● **AIM OF THE TASK**
Restate each of the lines given below, word for word.
────────────────────
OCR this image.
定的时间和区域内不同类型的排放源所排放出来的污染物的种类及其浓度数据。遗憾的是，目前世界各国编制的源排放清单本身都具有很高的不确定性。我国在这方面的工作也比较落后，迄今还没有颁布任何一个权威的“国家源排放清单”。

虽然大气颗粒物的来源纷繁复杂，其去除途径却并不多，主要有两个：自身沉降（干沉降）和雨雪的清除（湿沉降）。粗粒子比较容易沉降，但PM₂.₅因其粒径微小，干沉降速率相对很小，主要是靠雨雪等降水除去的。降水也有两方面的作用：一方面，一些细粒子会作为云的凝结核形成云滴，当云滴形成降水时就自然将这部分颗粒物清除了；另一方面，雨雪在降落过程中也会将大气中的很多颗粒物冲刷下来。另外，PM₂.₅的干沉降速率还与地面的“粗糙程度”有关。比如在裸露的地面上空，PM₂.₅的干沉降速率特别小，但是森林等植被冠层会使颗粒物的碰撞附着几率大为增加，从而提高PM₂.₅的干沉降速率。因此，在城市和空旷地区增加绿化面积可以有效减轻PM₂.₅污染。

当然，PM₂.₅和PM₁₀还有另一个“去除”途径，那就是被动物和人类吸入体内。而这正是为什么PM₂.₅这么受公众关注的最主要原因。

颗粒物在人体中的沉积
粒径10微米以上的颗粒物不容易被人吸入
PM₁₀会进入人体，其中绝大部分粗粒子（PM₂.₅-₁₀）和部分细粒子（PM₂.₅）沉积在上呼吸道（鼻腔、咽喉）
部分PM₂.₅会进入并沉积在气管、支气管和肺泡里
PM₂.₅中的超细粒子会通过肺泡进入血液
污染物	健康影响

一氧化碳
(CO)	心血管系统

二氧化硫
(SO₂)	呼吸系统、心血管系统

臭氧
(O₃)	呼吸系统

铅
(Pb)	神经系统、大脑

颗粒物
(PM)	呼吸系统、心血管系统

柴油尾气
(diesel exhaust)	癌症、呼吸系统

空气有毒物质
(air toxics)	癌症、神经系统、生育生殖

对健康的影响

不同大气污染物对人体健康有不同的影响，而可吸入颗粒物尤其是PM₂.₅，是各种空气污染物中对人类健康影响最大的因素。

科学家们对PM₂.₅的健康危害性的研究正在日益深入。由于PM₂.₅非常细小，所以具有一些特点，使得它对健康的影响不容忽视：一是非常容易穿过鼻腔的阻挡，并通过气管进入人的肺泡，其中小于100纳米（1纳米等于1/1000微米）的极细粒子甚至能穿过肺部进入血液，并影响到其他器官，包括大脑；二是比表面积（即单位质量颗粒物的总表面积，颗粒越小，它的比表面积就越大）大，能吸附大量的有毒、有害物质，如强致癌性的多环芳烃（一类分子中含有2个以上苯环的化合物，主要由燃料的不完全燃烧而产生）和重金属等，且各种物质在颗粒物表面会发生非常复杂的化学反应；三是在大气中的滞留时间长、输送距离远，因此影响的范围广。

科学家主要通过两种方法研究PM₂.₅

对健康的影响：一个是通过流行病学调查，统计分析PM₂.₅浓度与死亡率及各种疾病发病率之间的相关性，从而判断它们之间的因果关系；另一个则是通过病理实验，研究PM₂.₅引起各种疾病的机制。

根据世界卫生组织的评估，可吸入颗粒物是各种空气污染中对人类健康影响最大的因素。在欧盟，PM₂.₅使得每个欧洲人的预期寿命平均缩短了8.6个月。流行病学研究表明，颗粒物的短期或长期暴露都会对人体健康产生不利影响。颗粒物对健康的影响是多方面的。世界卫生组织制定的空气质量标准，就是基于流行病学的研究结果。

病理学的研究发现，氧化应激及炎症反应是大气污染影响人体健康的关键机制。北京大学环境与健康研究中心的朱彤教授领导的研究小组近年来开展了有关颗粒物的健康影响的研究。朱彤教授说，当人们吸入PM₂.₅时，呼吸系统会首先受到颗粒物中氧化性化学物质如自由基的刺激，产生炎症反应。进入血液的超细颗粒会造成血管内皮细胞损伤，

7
────────────────────
● **OUTPUT OF THE EXERCISE**
OCR this image.
定的时间和区域内不同类型的排放源所排放出来的污染物的种类及其浓度数据。遗憾的是，目前世界各国编制的源排放清单本身都具有很高的不确定性。我国在这方面的工作也比较落后，迄今还没有颁布任何一个权威的“国家源排放清单”。

虽然大气颗粒物的来源纷繁复杂，其去除途径却并不多，主要有两个：自身沉降（干沉降）和雨雪的清除（湿沉降）。粗粒子比较容易沉降，但PM₂.₅因其粒径微小，干沉降速率相对很小，主要是靠雨雪等降水除去的。降水也有两方面的作用：一方面，一些细粒子会作为云的凝结核形成云滴，当云滴形成降水时就自然将这部分颗粒物清除了；另一方面，雨雪在降落过程中也会将大气中的很多颗粒物冲刷下来。另外，PM₂.₅的干沉降速率还与地面的“粗糙程度”有关。比如在裸露的地面上空，PM₂.₅的干沉降速率特别小，但是森林等植被冠层会使颗粒物的碰撞附着几率大为增加，从而提高PM₂.₅的干沉降速率。因此，在城市和空旷地区增加绿化面积可以有效减轻PM₂.₅污染。

当然，PM₂.₅和PM₁₀还有另一个“去除”途径，那就是被动物和人类吸入体内。而这正是为什么PM₂.₅这么受公众关注的最主要原因。

颗粒物在人体中的沉积
粒径10微米以上的颗粒物不容易被人吸入
PM₁₀会进入人体，其中绝大部分粗粒子（PM₂.₅-₁₀）和部分细粒子（PM₂.₅）沉积在上呼吸道（鼻腔、咽喉）
部分PM₂.₅会进入并沉积在气管、支气管和肺泡里
PM₂.₅中的超细粒子会通过肺泡进入血液
污染物	健康影响

一氧化碳
(CO)	心血管系统

二氧化硫
(SO₂)	呼吸系统、心血管系统

臭氧
(O₃)	呼吸系统

铅
(Pb)	神经系统、大脑

颗粒物
(PM)	呼吸系统、心血管系统

柴油尾气
(diesel exhaust)	癌症、呼吸系统

空气有毒物质
(air toxics)	癌症、神经系统、生育生殖

对健康的影响

不同大气污染物对人体健康有不同的影响，而可吸入颗粒物尤其是PM₂.₅，是各种空气污染物中对人类健康影响最大的因素。

科学家们对PM₂.₅的健康危害性的研究正在日益深入。由于PM₂.₅非常细小，所以具有一些特点，使得它对健康的影响不容忽视：一是非常容易穿过鼻腔的阻挡，并通过气管进入人的肺泡，其中小于100纳米（1纳米等于1/1000微米）的极细粒子甚至能穿过肺部进入血液，并影响到其他器官，包括大脑；二是比表面积（即单位质量颗粒物的总表面积，颗粒越小，它的比表面积就越大）大，能吸附大量的有毒、有害物质，如强致癌性的多环芳烃（一类分子中含有2个以上苯环的化合物，主要由燃料的不完全燃烧而产生）和重金属等，且各种物质在颗粒物表面会发生非常复杂的化学反应；三是在大气中的滞留时间长、输送距离远，因此影响的范围广。

科学家主要通过两种方法研究PM₂.₅

对健康的影响：一个是通过流行病学调查，统计分析PM₂.₅浓度与死亡率及各种疾病发病率之间的相关性，从而判断它们之间的因果关系；另一个则是通过病理实验，研究PM₂.₅引起各种疾病的机制。

根据世界卫生组织的评估，可吸入颗粒物是各种空气污染中对人类健康影响最大的因素。在欧盟，PM₂.₅使得每个欧洲人的预期寿命平均缩短了8.6个月。流行病学研究表明，颗粒物的短期或长期暴露都会对人体健康产生不利影响。颗粒物对健康的影响是多方面的。世界卫生组织制定的空气质量标准，就是基于流行病学的研究结果。

病理学的研究发现，氧化应激及炎症反应是大气污染影响人体健康的关键机制。北京大学环境与健康研究中心的朱彤教授领导的研究小组近年来开展了有关颗粒物的健康影响的研究。朱彤教授说，当人们吸入PM₂.₅时，呼吸系统会首先受到颗粒物中氧化性化学物质如自由基的刺激，产生炎症反应。进入血液的超细颗粒会造成血管内皮细胞损伤，

7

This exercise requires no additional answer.